**Exercise directions**
Wherever a line of the records contains "Gebiete", copy that line.
** Extracted entries follows **
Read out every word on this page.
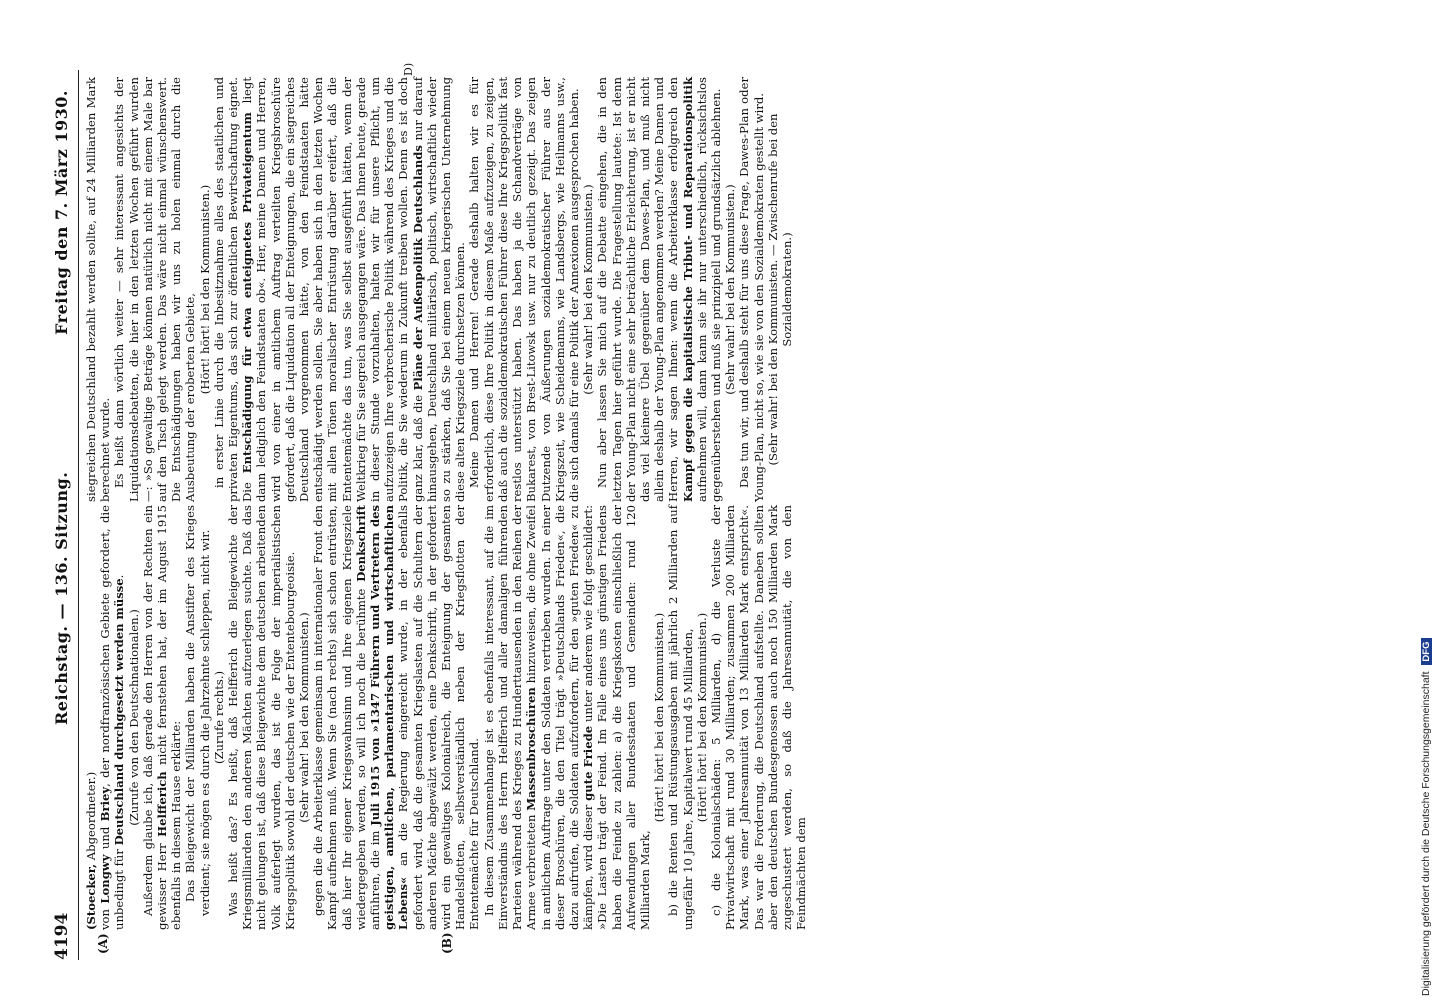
4194
Reichstag. — 136. Sitzung.
Freitag den 7. März 1930.
(A)	(B)
D)

(Stoecker, Abgeordneter.)

von Longwy und Briey, der nordfranzösischen Gebiete gefordert, die unbedingt für Deutschland durchgesetzt werden müsse.

(Zurufe von den Deutschnationalen.) Außerdem glaube ich, daß gerade den Herren von der Rechten ein gewisser Herr Helfferich nicht fernstehen hat, der im August 1915 ebenfalls in diesem Hause erklärte: Das Bleigewicht der Milliarden haben die Anstifter des Krieges verdient; sie mögen es durch die Jahrzehnte schleppen, nicht wir. (Zurufe rechts.) Was heißt das? Es heißt, daß Helfferich die Bleigewichte der Kriegsmilliarden den anderen Mächten aufzuerlegen suchte. Daß das nicht gelungen ist, daß diese Bleigewichte dem deutschen arbeitenden Volk auferlegt wurden, das ist die Folge der imperialistischen Kriegspolitik sowohl der deutschen wie der Ententebourgeoisie. (Sehr wahr! bei den Kommunisten.) gegen die die Arbeiterklasse gemeinsam in internationaler Front den Kampf aufnehmen muß. Wenn Sie (nach rechts) sich schon entrüsten, daß hier Ihr eigener Kriegswahnsinn und Ihre eigenen Kriegsziele wiedergegeben werden, so will ich noch die berühmte Denkschrift anführen, die im Juli 1915 von »1347 Führern und Vertretern des geistigen, amtlichen, parlamentarischen und wirtschaftlichen Lebens« an die Regierung eingereicht wurde, in der ebenfalls gefordert wird, daß die gesamten Kriegslasten auf die Schultern der anderen Mächte abgewälzt werden, eine Denkschrift, in der gefordert wird ein gewaltiges Kolonialreich, die Enteignung der gesamten Handelsflotten, selbstverständlich neben der Kriegsflotten der Ententemächte für Deutschland. In diesem Zusammenhange ist es ebenfalls interessant, auf die im Einverständnis des Herrn Helfferich und aller damaligen führenden Parteien während des Krieges zu Hunderttausenden in den Reihen der Armee verbreiteten Massenbroschüren hinzuweisen, die ohne Zweifel in amtlichem Auftrage unter den Soldaten vertrieben wurden. In einer dieser Broschüren, die den Titel trägt »Deutschlands Frieden«, die dazu aufrufen, die Soldaten aufzufordern, für den »guten Frieden« zu kämpfen, wird dieser gute Friede unter anderem wie folgt geschildert: »Die Lasten trägt der Feind. Im Falle eines uns günstigen Friedens haben die Feinde zu zahlen: a) die Kriegskosten einschließlich der Aufwendungen aller Bundesstaaten und Gemeinden: rund 120 Milliarden Mark,

(Hört! hört! bei den Kommunisten.) b) die Renten und Rüstungsausgaben mit jährlich 2 Milliarden auf ungefähr 10 Jahre, Kapitalwert rund 45 Milliarden, (Hört! hört! bei den Kommunisten.) c) die Kolonialschäden: 5 Milliarden, d) die Verluste der Privatwirtschaft mit rund 30 Milliarden; zusammen 200 Milliarden Mark, was einer Jahresannuität von 13 Milliarden Mark entspricht«. Das war die Forderung, die Deutschland aufstellte. Daneben sollten aber den deutschen Bundesgenossen auch noch 150 Milliarden Mark zugeschustert werden, so daß die Jahresannuität, die von den Feindmächten dem

siegreichen Deutschland bezahlt werden sollte, auf 24 Milliarden Mark berechnet wurde. Es heißt dann wörtlich weiter — sehr interessant angesichts der Liquidationsdebatten, die hier in den letzten Wochen geführt wurden —: »So gewaltige Beträge können natürlich nicht mit einem Male bar auf den Tisch gelegt werden. Das wäre nicht einmal wünschenswert. Die Entschädigungen haben wir uns zu holen einmal durch die Ausbeutung der eroberten Gebiete,

(Hört! hört! bei den Kommunisten.) in erster Linie durch die Inbesitznahme alles des staatlichen und privaten Eigentums, das sich zur öffentlichen Bewirtschaftung eignet. Die Entschädigung für etwa enteignetes Privateigentum liegt dann lediglich den Feindstaaten ob«. Hier, meine Damen und Herren, wird von einer in amtlichem Auftrag verteilten Kriegsbroschüre gefordert, daß die Liquidation all der Enteignungen, die ein siegreiches Deutschland vorgenommen hätte, von den Feindstaaten hätte entschädigt werden sollen. Sie aber haben sich in den letzten Wochen mit allen Tönen moralischer Entrüstung darüber ereifert, daß die Ententemächte das tun, was Sie selbst ausgeführt hätten, wenn der Weltkrieg für Sie siegreich ausgegangen wäre. Das Ihnen heute, gerade in dieser Stunde vorzuhalten, halten wir für unsere Pflicht, um aufzuzeigen Ihre verbrecherische Politik während des Krieges und die Politik, die Sie wiederum in Zukunft treiben wollen. Denn es ist doch ganz klar, daß die Pläne der Außenpolitik Deutschlands nur darauf hinausgehen, Deutschland militärisch, politisch, wirtschaftlich wieder so zu stärken, daß Sie bei einem neuen kriegerischen Unternehmung diese alten Kriegsziele durchsetzen können. Meine Damen und Herren! Gerade deshalb halten wir es für erforderlich, diese Ihre Politik in diesem Maße aufzuzeigen, zu zeigen, daß auch die sozialdemokratischen Führer diese Ihre Kriegspolitik fast restlos unterstützt haben. Das haben ja die Schandverträge von Bukarest, von Brest-Litowsk usw. nur zu deutlich gezeigt. Das zeigen Dutzende von Äußerungen sozialdemokratischer Führer aus der Kriegszeit, wie Scheidemanns, wie Landsbergs, wie Heilmanns usw., die sich damals für eine Politik der Annexionen ausgesprochen haben. (Sehr wahr! bei den Kommunisten.) Nun aber lassen Sie mich auf die Debatte eingehen, die in den letzten Tagen hier geführt wurde. Die Fragestellung lautete: Ist denn der Young-Plan nicht eine sehr beträchtliche Erleichterung, ist er nicht das viel kleinere Übel gegenüber dem Dawes-Plan, und muß nicht allein deshalb der Young-Plan angenommen werden? Meine Damen und Herren, wir sagen Ihnen: wenn die Arbeiterklasse erfolgreich den Kampf gegen die kapitalistische Tribut- und Reparationspolitik aufnehmen will, dann kann sie ihr nur unterschiedlich, rücksichtslos gegenüberstehen und muß sie prinzipiell und grundsätzlich ablehnen. (Sehr wahr! bei den Kommunisten.) Das tun wir, und deshalb steht für uns diese Frage, Dawes-Plan oder Young-Plan, nicht so, wie sie von den Sozialdemokraten gestellt wird. (Sehr wahr! bei den Kommunisten. — Zwischenrufe bei den Sozialdemokraten.)

Digitalisierung gefördert durch die Deutsche Forschungsgemeinschaft DFG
** End of Extracted entries **
**Answer space**
von Longwy und Briey, der nordfranzösischen Gebiete gefordert, die unbedingt für Deutschland durchgesetzt werden müsse.
siegreichen Deutschland bezahlt werden sollte, auf 24 Milliarden Mark berechnet wurde. Es heißt dann wörtlich weiter — sehr interessant angesichts der Liquidationsdebatten, die hier in den letzten Wochen geführt wurden —: »So gewaltige Beträge können natürlich nicht mit einem Male bar auf den Tisch gelegt werden. Das wäre nicht einmal wünschenswert. Die Entschädigungen haben wir uns zu holen einmal durch die Ausbeutung der eroberten Gebiete,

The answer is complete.